TASK GOAL -
Copy each line that contains the word "слабо".

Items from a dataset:
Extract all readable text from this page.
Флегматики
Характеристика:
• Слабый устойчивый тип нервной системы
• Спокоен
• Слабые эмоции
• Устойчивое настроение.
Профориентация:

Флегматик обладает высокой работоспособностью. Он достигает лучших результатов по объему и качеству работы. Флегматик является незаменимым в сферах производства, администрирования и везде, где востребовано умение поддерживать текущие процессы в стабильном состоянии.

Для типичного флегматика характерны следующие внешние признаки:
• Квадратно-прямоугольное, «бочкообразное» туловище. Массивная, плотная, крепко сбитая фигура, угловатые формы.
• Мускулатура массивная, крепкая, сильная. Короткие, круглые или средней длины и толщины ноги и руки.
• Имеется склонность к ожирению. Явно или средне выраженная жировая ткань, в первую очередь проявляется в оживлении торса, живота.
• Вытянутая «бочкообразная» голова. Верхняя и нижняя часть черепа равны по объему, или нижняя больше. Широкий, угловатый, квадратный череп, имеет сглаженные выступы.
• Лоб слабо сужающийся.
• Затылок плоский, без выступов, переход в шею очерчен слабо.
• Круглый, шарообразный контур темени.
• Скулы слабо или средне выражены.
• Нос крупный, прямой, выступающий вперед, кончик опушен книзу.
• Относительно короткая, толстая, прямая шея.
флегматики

---

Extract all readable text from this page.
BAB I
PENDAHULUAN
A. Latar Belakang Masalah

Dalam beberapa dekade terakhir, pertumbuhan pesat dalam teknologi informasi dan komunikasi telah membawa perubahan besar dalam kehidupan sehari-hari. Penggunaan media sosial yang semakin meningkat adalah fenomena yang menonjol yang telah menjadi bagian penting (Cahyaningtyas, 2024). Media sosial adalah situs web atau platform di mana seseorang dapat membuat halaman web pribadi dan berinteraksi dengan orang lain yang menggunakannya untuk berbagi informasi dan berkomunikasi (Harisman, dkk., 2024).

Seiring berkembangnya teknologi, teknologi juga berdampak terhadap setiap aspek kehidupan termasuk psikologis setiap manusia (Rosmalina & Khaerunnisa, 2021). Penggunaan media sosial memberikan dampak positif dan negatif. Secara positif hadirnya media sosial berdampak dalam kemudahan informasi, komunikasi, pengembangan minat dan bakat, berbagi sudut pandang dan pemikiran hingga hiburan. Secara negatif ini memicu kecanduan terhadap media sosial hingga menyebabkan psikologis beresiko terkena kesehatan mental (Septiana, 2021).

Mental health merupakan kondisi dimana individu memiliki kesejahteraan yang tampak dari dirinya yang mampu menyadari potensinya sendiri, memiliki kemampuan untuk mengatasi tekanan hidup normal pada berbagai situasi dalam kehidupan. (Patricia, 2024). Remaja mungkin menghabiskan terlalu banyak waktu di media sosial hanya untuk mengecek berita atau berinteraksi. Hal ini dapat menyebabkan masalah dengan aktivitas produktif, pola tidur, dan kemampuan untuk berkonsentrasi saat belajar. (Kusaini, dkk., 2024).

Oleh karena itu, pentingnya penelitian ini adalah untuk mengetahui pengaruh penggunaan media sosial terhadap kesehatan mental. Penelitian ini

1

--

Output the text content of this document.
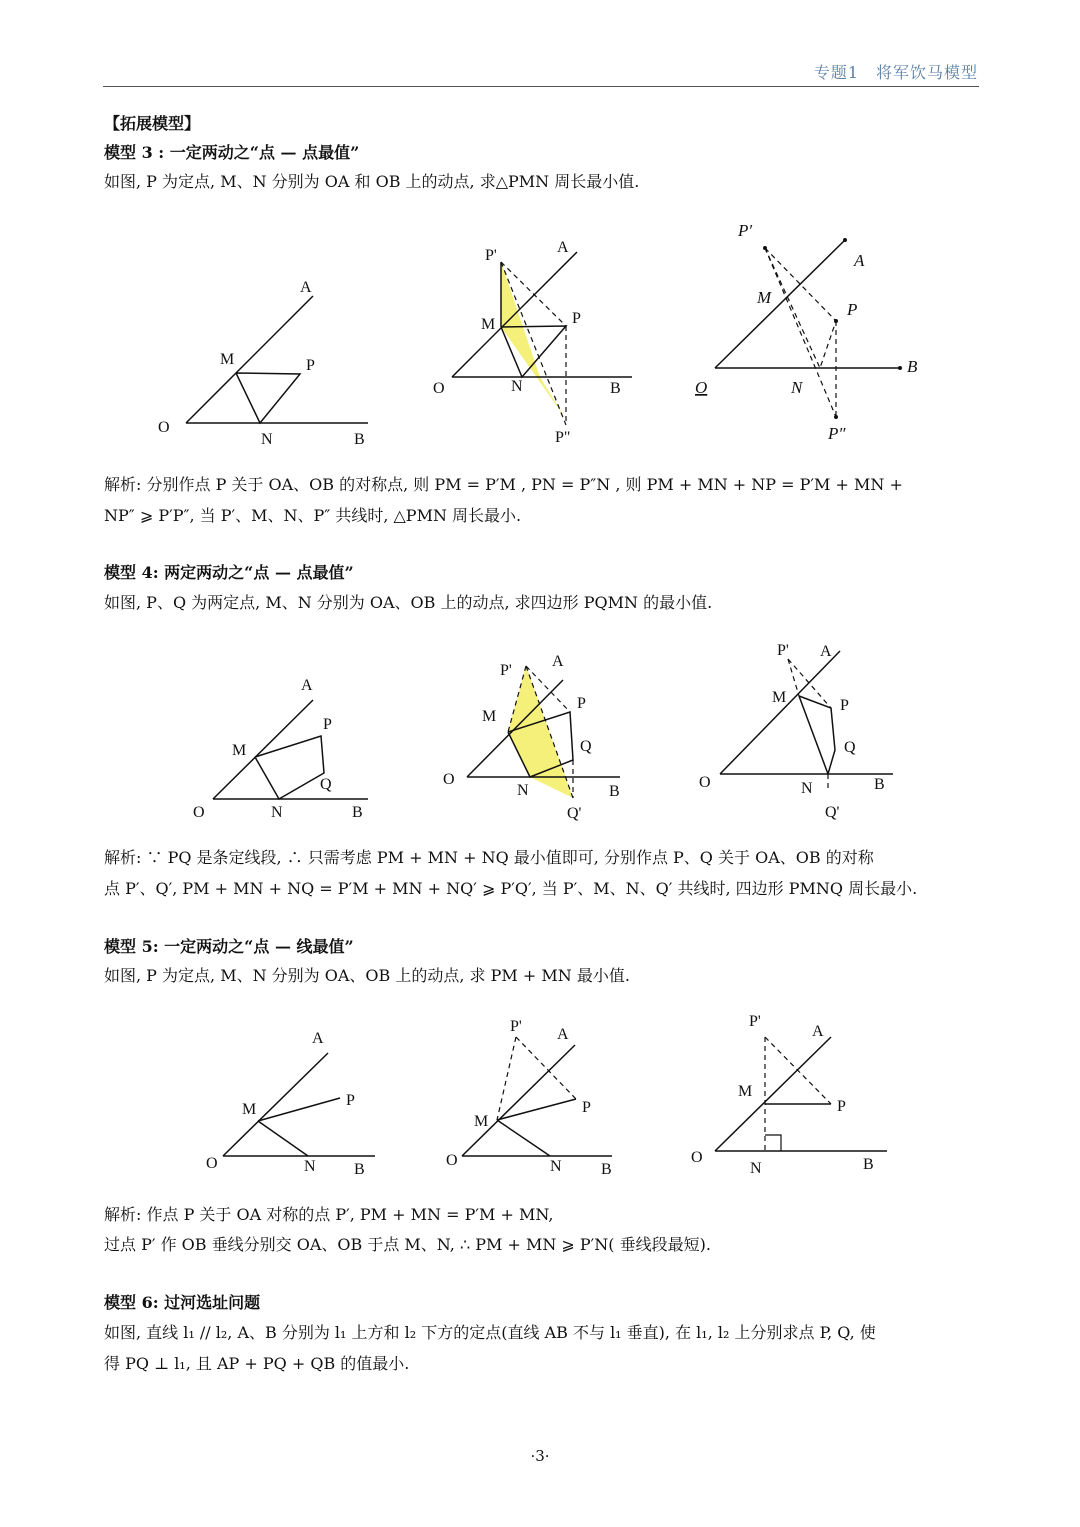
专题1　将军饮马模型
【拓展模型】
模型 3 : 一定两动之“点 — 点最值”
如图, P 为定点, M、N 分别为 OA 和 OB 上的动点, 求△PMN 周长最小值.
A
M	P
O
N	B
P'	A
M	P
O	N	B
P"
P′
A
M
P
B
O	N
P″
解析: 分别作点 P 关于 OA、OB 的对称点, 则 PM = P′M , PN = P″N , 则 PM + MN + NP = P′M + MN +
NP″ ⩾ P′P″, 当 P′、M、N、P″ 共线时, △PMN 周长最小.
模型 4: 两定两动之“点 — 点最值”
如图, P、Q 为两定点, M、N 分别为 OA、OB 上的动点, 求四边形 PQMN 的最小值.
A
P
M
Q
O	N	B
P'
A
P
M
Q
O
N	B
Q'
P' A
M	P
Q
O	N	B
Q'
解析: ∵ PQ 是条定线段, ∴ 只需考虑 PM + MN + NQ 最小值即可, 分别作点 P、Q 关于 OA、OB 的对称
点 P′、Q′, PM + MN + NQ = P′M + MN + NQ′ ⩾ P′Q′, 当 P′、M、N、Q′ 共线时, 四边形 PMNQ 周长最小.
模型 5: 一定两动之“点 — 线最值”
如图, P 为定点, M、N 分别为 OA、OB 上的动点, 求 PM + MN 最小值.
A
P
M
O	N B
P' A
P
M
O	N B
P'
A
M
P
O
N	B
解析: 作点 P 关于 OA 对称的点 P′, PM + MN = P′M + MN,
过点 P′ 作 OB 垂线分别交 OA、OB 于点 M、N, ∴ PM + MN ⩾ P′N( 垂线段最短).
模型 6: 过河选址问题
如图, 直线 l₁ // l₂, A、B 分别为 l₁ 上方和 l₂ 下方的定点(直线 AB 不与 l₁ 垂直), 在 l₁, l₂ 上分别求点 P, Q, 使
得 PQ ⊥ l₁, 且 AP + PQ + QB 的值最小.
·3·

THE SOLUTION -
• Лоб слабо сужающийся.
• Затылок плоский, без выступов, переход в шею очерчен слабо.
• Скулы слабо или средне выражены.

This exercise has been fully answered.